[DATA FOR THIS TASK]
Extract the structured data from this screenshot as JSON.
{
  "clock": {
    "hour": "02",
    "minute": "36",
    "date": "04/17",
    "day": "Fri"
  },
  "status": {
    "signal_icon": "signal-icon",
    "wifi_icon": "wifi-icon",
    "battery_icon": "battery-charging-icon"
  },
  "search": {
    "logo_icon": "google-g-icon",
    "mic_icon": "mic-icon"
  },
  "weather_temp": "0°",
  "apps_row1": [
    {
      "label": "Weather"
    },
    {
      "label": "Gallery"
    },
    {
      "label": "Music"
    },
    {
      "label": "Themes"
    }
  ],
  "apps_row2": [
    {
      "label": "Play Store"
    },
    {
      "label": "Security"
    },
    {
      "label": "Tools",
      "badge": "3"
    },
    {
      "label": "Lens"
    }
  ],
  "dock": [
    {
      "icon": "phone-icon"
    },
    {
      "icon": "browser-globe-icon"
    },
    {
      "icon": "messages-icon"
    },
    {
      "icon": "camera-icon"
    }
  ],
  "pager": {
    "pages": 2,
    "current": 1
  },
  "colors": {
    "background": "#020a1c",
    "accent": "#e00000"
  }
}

[DO THIS] Output every line above without altering anything.

[RESULT]
Extract the structured data from this screenshot as JSON.
{
  "clock": {
    "hour": "02",
    "minute": "36",
    "date": "04/17",
    "day": "Fri"
  },
  "status": {
    "signal_icon": "signal-icon",
    "wifi_icon": "wifi-icon",
    "battery_icon": "battery-charging-icon"
  },
  "search": {
    "logo_icon": "google-g-icon",
    "mic_icon": "mic-icon"
  },
  "weather_temp": "0°",
  "apps_row1": [
    {
      "label": "Weather"
    },
    {
      "label": "Gallery"
    },
    {
      "label": "Music"
    },
    {
      "label": "Themes"
    }
  ],
  "apps_row2": [
    {
      "label": "Play Store"
    },
    {
      "label": "Security"
    },
    {
      "label": "Tools",
      "badge": "3"
    },
    {
      "label": "Lens"
    }
  ],
  "dock": [
    {
      "icon": "phone-icon"
    },
    {
      "icon": "browser-globe-icon"
    },
    {
      "icon": "messages-icon"
    },
    {
      "icon": "camera-icon"
    }
  ],
  "pager": {
    "pages": 2,
    "current": 1
  },
  "colors": {
    "background": "#020a1c",
    "accent": "#e00000"
  }
}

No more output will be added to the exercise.